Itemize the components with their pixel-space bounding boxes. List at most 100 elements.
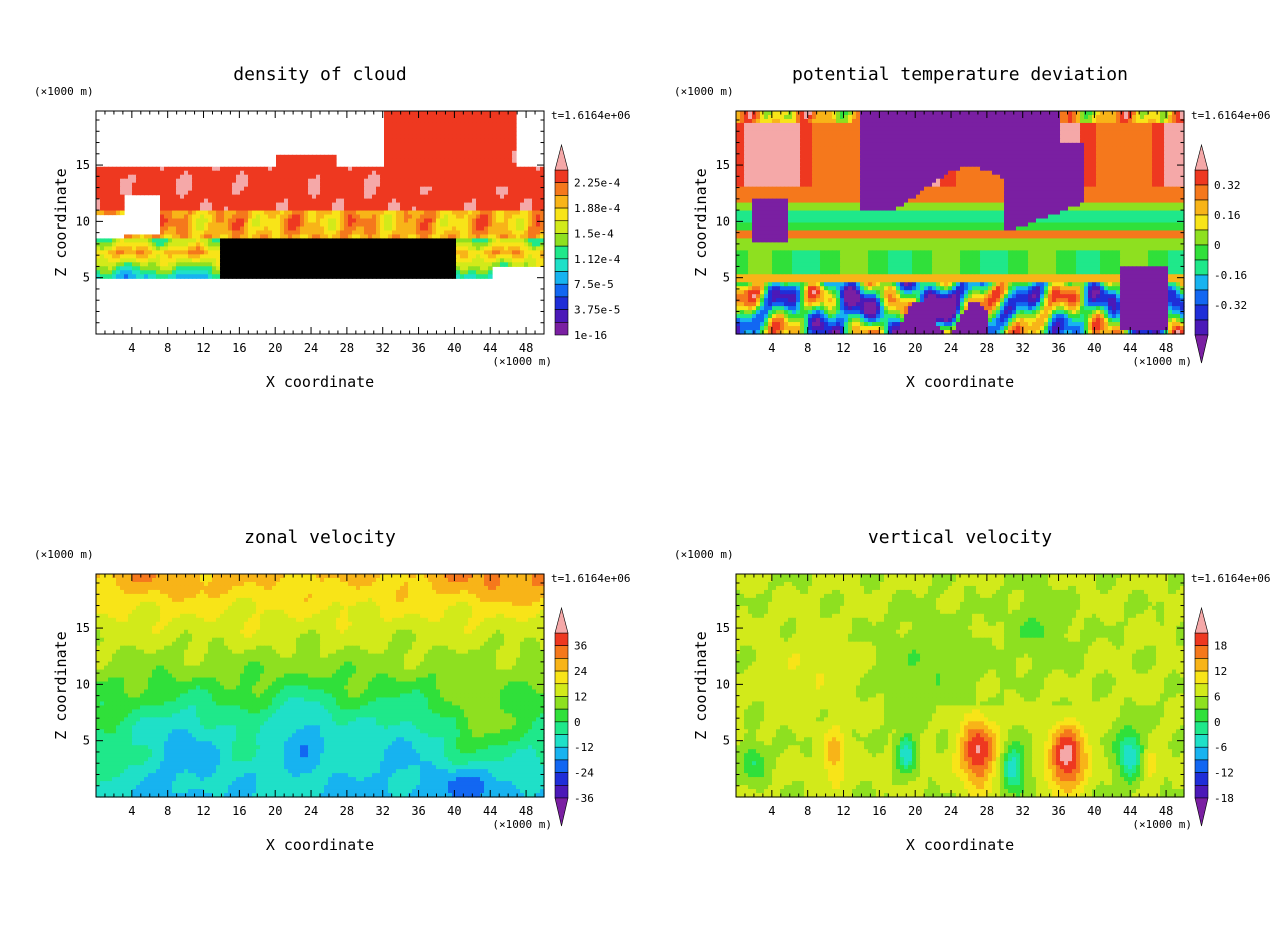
contour-cell bbox=[456, 186, 461, 192]
contour-cell bbox=[964, 130, 969, 136]
contour-cell bbox=[272, 210, 277, 216]
contour-cell bbox=[1100, 134, 1105, 140]
contour-cell bbox=[944, 118, 949, 124]
contour-cell bbox=[196, 226, 201, 232]
contour-cell bbox=[1032, 114, 1037, 120]
contour-cell bbox=[856, 146, 861, 152]
contour-cell bbox=[176, 234, 181, 240]
contour-cell bbox=[416, 206, 421, 212]
contour-cell bbox=[332, 270, 337, 275]
contour-cell bbox=[500, 138, 505, 144]
contour-cell bbox=[504, 190, 509, 196]
contour-cell bbox=[492, 162, 497, 168]
contour-cell bbox=[364, 226, 369, 232]
contour-cell bbox=[1152, 126, 1157, 132]
contour-cell bbox=[428, 134, 433, 140]
contour-cell bbox=[356, 218, 361, 224]
contour-cell bbox=[336, 186, 341, 192]
contour-cell bbox=[456, 198, 461, 204]
contour-cell bbox=[424, 258, 429, 263]
contour-cell bbox=[364, 210, 369, 216]
contour-cell bbox=[244, 170, 249, 176]
contour-cell bbox=[912, 118, 917, 124]
contour-cell bbox=[340, 166, 345, 172]
contour-cell bbox=[432, 254, 437, 259]
contour-cell bbox=[452, 194, 457, 200]
contour-cell bbox=[272, 226, 277, 232]
contour-cell bbox=[1128, 138, 1133, 144]
contour-cell bbox=[204, 258, 209, 263]
contour-cell bbox=[404, 178, 409, 184]
contour-cell bbox=[248, 186, 253, 192]
contour-cell bbox=[928, 142, 933, 148]
contour-cell bbox=[284, 174, 289, 180]
contour-cell bbox=[412, 206, 417, 212]
contour-cell bbox=[328, 234, 333, 240]
contour-cell bbox=[404, 186, 409, 192]
contour-cell bbox=[508, 198, 513, 204]
contour-cell bbox=[444, 154, 449, 160]
contour-cell bbox=[372, 274, 377, 279]
contour-cell bbox=[436, 186, 441, 192]
contour-cell bbox=[412, 218, 417, 224]
contour-cell bbox=[384, 146, 389, 152]
contour-cell bbox=[332, 198, 337, 204]
contour-cell bbox=[396, 242, 401, 247]
contour-cell bbox=[1036, 122, 1041, 128]
contour-cell bbox=[316, 210, 321, 216]
contour-cell bbox=[364, 230, 369, 236]
contour-cell bbox=[468, 134, 473, 140]
contour-cell bbox=[996, 146, 1001, 152]
contour-cell bbox=[336, 238, 341, 244]
contour-cell bbox=[464, 222, 469, 228]
contour-cell bbox=[164, 230, 169, 236]
contour-cell bbox=[408, 162, 413, 168]
contour-cell bbox=[224, 198, 229, 204]
contour-cell bbox=[476, 178, 481, 184]
contour-cell bbox=[368, 202, 373, 208]
contour-cell bbox=[268, 170, 273, 176]
contour-cell bbox=[976, 122, 981, 128]
contour-cell bbox=[1088, 118, 1093, 124]
contour-cell bbox=[976, 130, 981, 136]
contour-cell bbox=[764, 122, 769, 128]
contour-cell bbox=[356, 222, 361, 228]
contour-cell bbox=[336, 258, 341, 263]
contour-cell bbox=[1092, 138, 1097, 144]
contour-cell bbox=[324, 214, 329, 220]
contour-cell bbox=[1080, 134, 1085, 140]
contour-cell bbox=[1092, 142, 1097, 148]
contour-cell bbox=[772, 134, 777, 140]
contour-cell bbox=[796, 146, 801, 152]
contour-cell bbox=[228, 166, 233, 172]
contour-cell bbox=[192, 270, 197, 275]
contour-cell bbox=[240, 262, 245, 267]
contour-cell bbox=[224, 266, 229, 271]
contour-cell bbox=[292, 154, 297, 160]
contour-cell bbox=[1064, 154, 1069, 160]
contour-cell bbox=[200, 210, 205, 216]
contour-cell bbox=[416, 242, 421, 247]
contour-cell bbox=[384, 210, 389, 216]
contour-cell bbox=[512, 258, 517, 263]
contour-cell bbox=[1160, 130, 1165, 136]
contour-cell bbox=[472, 202, 477, 208]
contour-cell bbox=[1136, 134, 1141, 140]
contour-cell bbox=[324, 230, 329, 236]
contour-cell bbox=[268, 182, 273, 188]
x-axis-label: X coordinate bbox=[266, 373, 374, 391]
contour-cell bbox=[488, 118, 493, 124]
contour-cell bbox=[840, 130, 845, 136]
contour-cell bbox=[352, 250, 357, 255]
contour-cell bbox=[308, 210, 313, 216]
contour-cell bbox=[520, 214, 525, 220]
contour-cell bbox=[1136, 118, 1141, 124]
contour-cell bbox=[328, 230, 333, 236]
contour-cell bbox=[1108, 111, 1113, 116]
contour-cell bbox=[500, 174, 505, 180]
contour-cell bbox=[488, 254, 493, 259]
contour-cell bbox=[936, 111, 941, 116]
contour-cell bbox=[904, 146, 909, 152]
contour-cell bbox=[532, 222, 537, 228]
contour-cell bbox=[420, 174, 425, 180]
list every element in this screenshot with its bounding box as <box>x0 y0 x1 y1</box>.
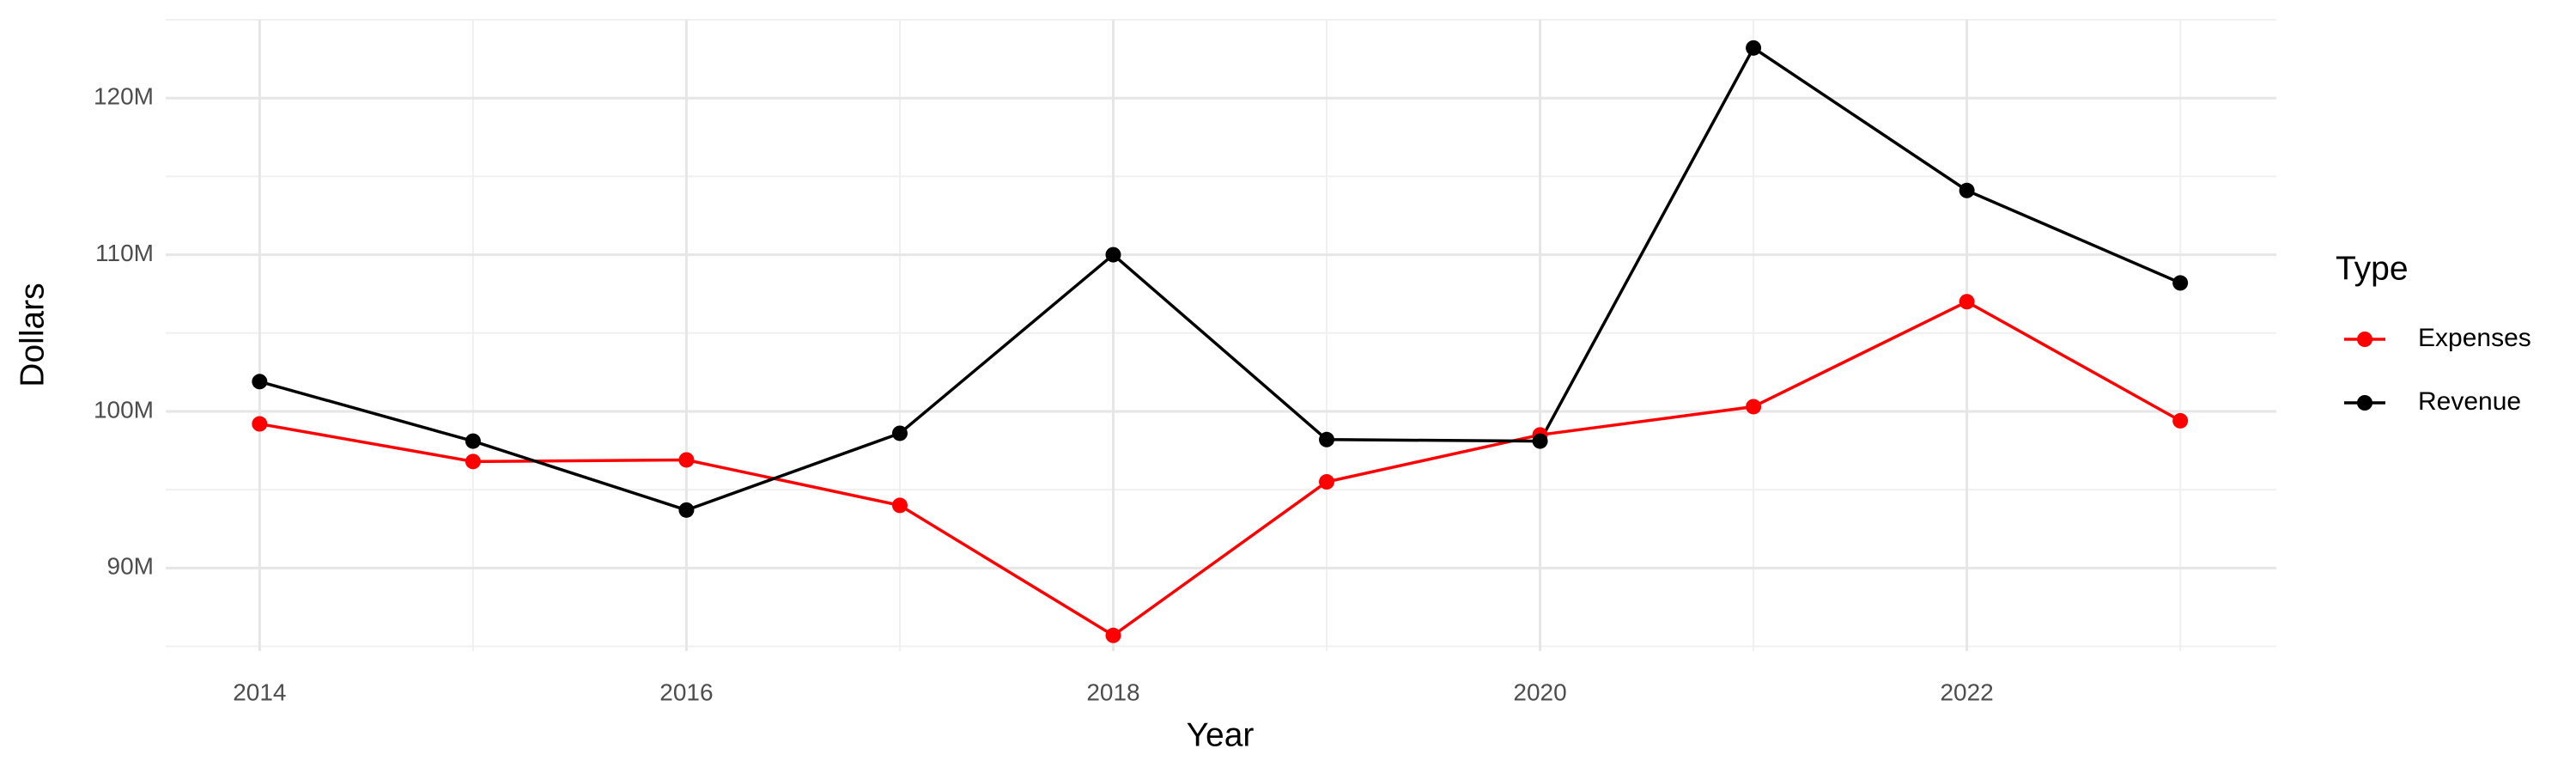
point <box>1746 40 1762 56</box>
y-tick-label: 90M <box>107 553 154 580</box>
point <box>678 502 695 518</box>
y-tick-label: 100M <box>94 396 154 423</box>
point <box>252 374 268 390</box>
legend-swatch-point <box>2357 332 2372 347</box>
x-axis-title: Year <box>1187 716 1255 753</box>
legend-title: Type <box>2336 250 2409 287</box>
point <box>2172 275 2189 291</box>
point <box>252 416 268 432</box>
legend-swatch-point <box>2357 395 2372 411</box>
point <box>678 452 695 468</box>
grid <box>166 19 2276 651</box>
series-line <box>259 300 2182 637</box>
point <box>891 497 908 514</box>
y-tick-label: 120M <box>94 83 154 110</box>
y-axis-title: Dollars <box>14 283 51 386</box>
point <box>465 453 481 470</box>
point <box>1532 433 1548 449</box>
point <box>1105 247 1121 263</box>
x-tick-label: 2020 <box>1513 679 1566 705</box>
legend-label: Revenue <box>2418 387 2521 416</box>
point <box>1959 294 1975 310</box>
point <box>891 425 908 441</box>
point <box>1746 399 1762 415</box>
series-line <box>258 46 2181 512</box>
x-tick-label: 2016 <box>659 679 713 705</box>
point <box>1319 474 1335 490</box>
x-tick-label: 2022 <box>1940 679 1993 705</box>
y-tick-label: 110M <box>95 240 154 266</box>
point <box>1105 627 1121 643</box>
point <box>465 433 481 449</box>
x-tick-label: 2018 <box>1086 679 1139 705</box>
legend-label: Expenses <box>2418 324 2531 352</box>
x-tick-label: 2014 <box>233 679 286 705</box>
point <box>2172 412 2189 429</box>
point <box>1319 431 1335 447</box>
point <box>1959 182 1975 198</box>
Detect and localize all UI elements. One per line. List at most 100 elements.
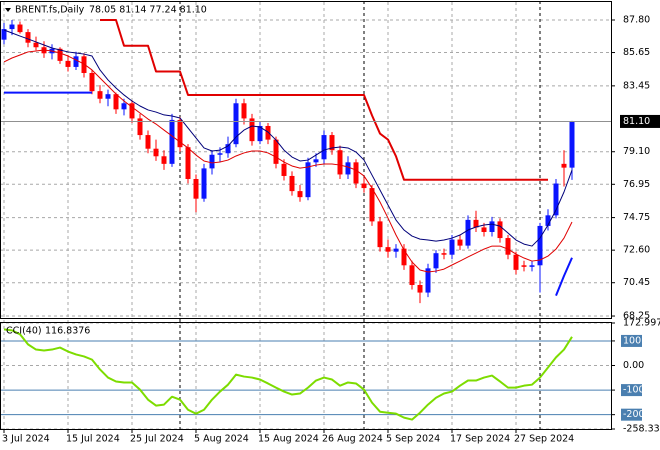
candle-body: [297, 191, 303, 198]
candle-body: [521, 265, 527, 267]
cci-frame: [0, 322, 612, 430]
candle-body: [9, 24, 15, 30]
cci-title: CCI(40): [6, 326, 42, 337]
candle-body: [201, 168, 207, 199]
indicator-line: [3, 328, 573, 421]
candle-body: [409, 265, 415, 285]
candle-body: [161, 156, 167, 164]
x-tick-label: 3 Jul 2024: [2, 434, 50, 445]
current-price-label: 81.10: [623, 116, 650, 127]
candle-body: [305, 162, 311, 198]
level-tag: [621, 384, 642, 397]
candle-body: [281, 163, 287, 176]
symbol-title: BRENT.fs,Daily: [15, 5, 85, 16]
y-tick-label: 76.95: [623, 179, 650, 190]
candle-body: [385, 247, 391, 252]
candle-body: [545, 215, 551, 226]
x-tick-label: 26 Aug 2024: [322, 434, 383, 445]
indicator-line: [3, 49, 573, 273]
y-tick-label: -258.333: [623, 424, 660, 435]
ohlc-readout: 78.05 81.14 77.24 81.10: [89, 5, 207, 16]
candle-body: [65, 60, 71, 67]
y-tick-label: 83.45: [623, 80, 650, 91]
candle-body: [185, 147, 191, 179]
candle-body: [465, 219, 471, 246]
y-tick-label: 85.65: [623, 47, 650, 58]
candle-body: [121, 103, 127, 110]
candle-body: [433, 253, 439, 269]
y-tick-label: 100: [623, 335, 641, 346]
menu-arrow[interactable]: [5, 8, 11, 12]
y-tick-label: 68.25: [623, 311, 650, 322]
candle-body: [497, 221, 503, 239]
candle-body: [273, 139, 279, 164]
candle-body: [337, 150, 343, 175]
price-panel: [0, 18, 612, 304]
candle-body: [361, 183, 367, 189]
x-tick-label: 25 Jul 2024: [130, 434, 184, 445]
candle-body: [329, 135, 335, 151]
y-tick-label: -200: [623, 409, 645, 420]
candle-body: [113, 94, 119, 110]
candle-body: [505, 238, 511, 255]
candle-body: [129, 103, 135, 119]
y-tick-label: 72.60: [623, 245, 650, 256]
candle-body: [481, 227, 487, 232]
x-tick-label: 27 Sep 2024: [514, 434, 574, 445]
candle-body: [353, 162, 359, 184]
x-tick-label: 15 Jul 2024: [66, 434, 120, 445]
candle-body: [57, 48, 63, 61]
candle-body: [513, 254, 519, 270]
x-tick-label: 15 Aug 2024: [258, 434, 319, 445]
candle-body: [17, 24, 23, 33]
candle-body: [553, 183, 559, 216]
candle-body: [73, 56, 79, 67]
y-tick-label: -100: [623, 385, 645, 396]
candle-body: [457, 239, 463, 246]
candle-body: [89, 72, 95, 92]
price-frame: [0, 1, 612, 319]
x-tick-label: 5 Aug 2024: [194, 434, 249, 445]
indicator-line: [100, 18, 548, 181]
candle-body: [97, 91, 103, 99]
candle-body: [425, 268, 431, 293]
candle-body: [441, 253, 447, 255]
candle-body: [209, 154, 215, 169]
candle-body: [105, 94, 111, 99]
candle-body: [1, 29, 7, 40]
candle-body: [33, 42, 39, 48]
candle-body: [537, 225, 543, 266]
axis-layer: 3 Jul 2024 15 Jul 2024 25 Jul 2024 5 Aug 20…: [2, 14, 660, 445]
candle-body: [169, 119, 175, 164]
cci-value: 116.8376: [45, 326, 90, 337]
candle-body: [265, 125, 271, 140]
candle-body: [289, 175, 295, 192]
candle-body: [569, 121, 575, 168]
candle-body: [233, 103, 239, 145]
candle-body: [449, 239, 455, 255]
candle-body: [145, 135, 151, 149]
level-tag: [621, 334, 642, 347]
candle-body: [529, 265, 535, 267]
candle-body: [321, 135, 327, 160]
y-tick-label: 79.10: [623, 146, 650, 157]
candle-body: [561, 163, 567, 168]
level-tag: [621, 408, 642, 421]
candle-body: [137, 118, 143, 136]
candle-body: [25, 32, 31, 43]
cci-panel: [0, 328, 612, 421]
y-tick-label: 172.9974: [623, 318, 660, 329]
candle-body: [225, 144, 231, 154]
y-tick-label: 87.80: [623, 14, 650, 25]
x-tick-label: 17 Sep 2024: [450, 434, 510, 445]
indicator-line: [4, 91, 573, 296]
candle-body: [249, 118, 255, 142]
candle-body: [193, 178, 199, 199]
x-tick-label: 5 Sep 2024: [386, 434, 440, 445]
candle-body: [393, 248, 399, 252]
candle-body: [153, 148, 159, 157]
current-price-tag: [620, 114, 660, 128]
y-tick-label: 0.00: [623, 360, 644, 371]
candle-body: [401, 248, 407, 266]
y-tick-label: 70.45: [623, 277, 650, 288]
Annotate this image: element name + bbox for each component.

* [Goal of the exercise]:
Rewrite the data from the line with "contour-cell bbox=[456, 186, 461, 192]" to the line with "contour-cell bbox=[364, 210, 369, 216]" as a JSON list of strings, one string per line, with blank lines omitted.

* [Solution to this problem]:
[
  "contour-cell bbox=[456, 186, 461, 192]",
  "contour-cell bbox=[964, 130, 969, 136]",
  "contour-cell bbox=[272, 210, 277, 216]",
  "contour-cell bbox=[1100, 134, 1105, 140]",
  "contour-cell bbox=[944, 118, 949, 124]",
  "contour-cell bbox=[196, 226, 201, 232]",
  "contour-cell bbox=[1032, 114, 1037, 120]",
  "contour-cell bbox=[856, 146, 861, 152]",
  "contour-cell bbox=[176, 234, 181, 240]",
  "contour-cell bbox=[416, 206, 421, 212]",
  "contour-cell bbox=[332, 270, 337, 275]",
  "contour-cell bbox=[500, 138, 505, 144]",
  "contour-cell bbox=[504, 190, 509, 196]",
  "contour-cell bbox=[492, 162, 497, 168]",
  "contour-cell bbox=[364, 226, 369, 232]",
  "contour-cell bbox=[1152, 126, 1157, 132]",
  "contour-cell bbox=[428, 134, 433, 140]",
  "contour-cell bbox=[356, 218, 361, 224]",
  "contour-cell bbox=[336, 186, 341, 192]",
  "contour-cell bbox=[456, 198, 461, 204]",
  "contour-cell bbox=[424, 258, 429, 263]",
  "contour-cell bbox=[364, 210, 369, 216]"
]